**Extracted data entries**

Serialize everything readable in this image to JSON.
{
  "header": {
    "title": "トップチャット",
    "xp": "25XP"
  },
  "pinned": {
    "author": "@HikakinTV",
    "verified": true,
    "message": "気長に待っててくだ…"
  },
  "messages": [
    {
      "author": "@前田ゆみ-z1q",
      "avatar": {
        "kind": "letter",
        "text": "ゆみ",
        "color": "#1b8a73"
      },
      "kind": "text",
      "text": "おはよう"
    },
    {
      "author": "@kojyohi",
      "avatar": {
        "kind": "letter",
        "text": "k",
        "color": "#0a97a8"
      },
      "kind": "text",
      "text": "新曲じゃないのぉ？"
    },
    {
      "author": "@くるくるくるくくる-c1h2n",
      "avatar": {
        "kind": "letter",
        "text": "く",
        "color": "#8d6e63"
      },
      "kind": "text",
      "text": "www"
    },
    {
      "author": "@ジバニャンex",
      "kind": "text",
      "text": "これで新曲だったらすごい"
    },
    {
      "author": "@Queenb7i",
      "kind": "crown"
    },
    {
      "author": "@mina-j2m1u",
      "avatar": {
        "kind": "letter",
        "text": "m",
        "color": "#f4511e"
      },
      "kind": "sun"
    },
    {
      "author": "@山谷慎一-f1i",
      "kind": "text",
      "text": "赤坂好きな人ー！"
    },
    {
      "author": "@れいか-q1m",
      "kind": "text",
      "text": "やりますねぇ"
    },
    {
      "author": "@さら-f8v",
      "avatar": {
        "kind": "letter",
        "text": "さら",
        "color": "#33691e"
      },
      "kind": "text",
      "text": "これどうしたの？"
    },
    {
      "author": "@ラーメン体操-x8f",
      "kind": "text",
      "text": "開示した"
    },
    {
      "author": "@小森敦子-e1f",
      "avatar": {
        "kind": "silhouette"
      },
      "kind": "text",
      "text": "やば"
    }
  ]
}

**WRITTEN INSTRUCTION**
Print the material once more, exactly.

**FINISHED TASK**
Serialize everything readable in this image to JSON.
{
  "header": {
    "title": "トップチャット",
    "xp": "25XP"
  },
  "pinned": {
    "author": "@HikakinTV",
    "verified": true,
    "message": "気長に待っててくだ…"
  },
  "messages": [
    {
      "author": "@前田ゆみ-z1q",
      "avatar": {
        "kind": "letter",
        "text": "ゆみ",
        "color": "#1b8a73"
      },
      "kind": "text",
      "text": "おはよう"
    },
    {
      "author": "@kojyohi",
      "avatar": {
        "kind": "letter",
        "text": "k",
        "color": "#0a97a8"
      },
      "kind": "text",
      "text": "新曲じゃないのぉ？"
    },
    {
      "author": "@くるくるくるくくる-c1h2n",
      "avatar": {
        "kind": "letter",
        "text": "く",
        "color": "#8d6e63"
      },
      "kind": "text",
      "text": "www"
    },
    {
      "author": "@ジバニャンex",
      "kind": "text",
      "text": "これで新曲だったらすごい"
    },
    {
      "author": "@Queenb7i",
      "kind": "crown"
    },
    {
      "author": "@mina-j2m1u",
      "avatar": {
        "kind": "letter",
        "text": "m",
        "color": "#f4511e"
      },
      "kind": "sun"
    },
    {
      "author": "@山谷慎一-f1i",
      "kind": "text",
      "text": "赤坂好きな人ー！"
    },
    {
      "author": "@れいか-q1m",
      "kind": "text",
      "text": "やりますねぇ"
    },
    {
      "author": "@さら-f8v",
      "avatar": {
        "kind": "letter",
        "text": "さら",
        "color": "#33691e"
      },
      "kind": "text",
      "text": "これどうしたの？"
    },
    {
      "author": "@ラーメン体操-x8f",
      "kind": "text",
      "text": "開示した"
    },
    {
      "author": "@小森敦子-e1f",
      "avatar": {
        "kind": "silhouette"
      },
      "kind": "text",
      "text": "やば"
    }
  ]
}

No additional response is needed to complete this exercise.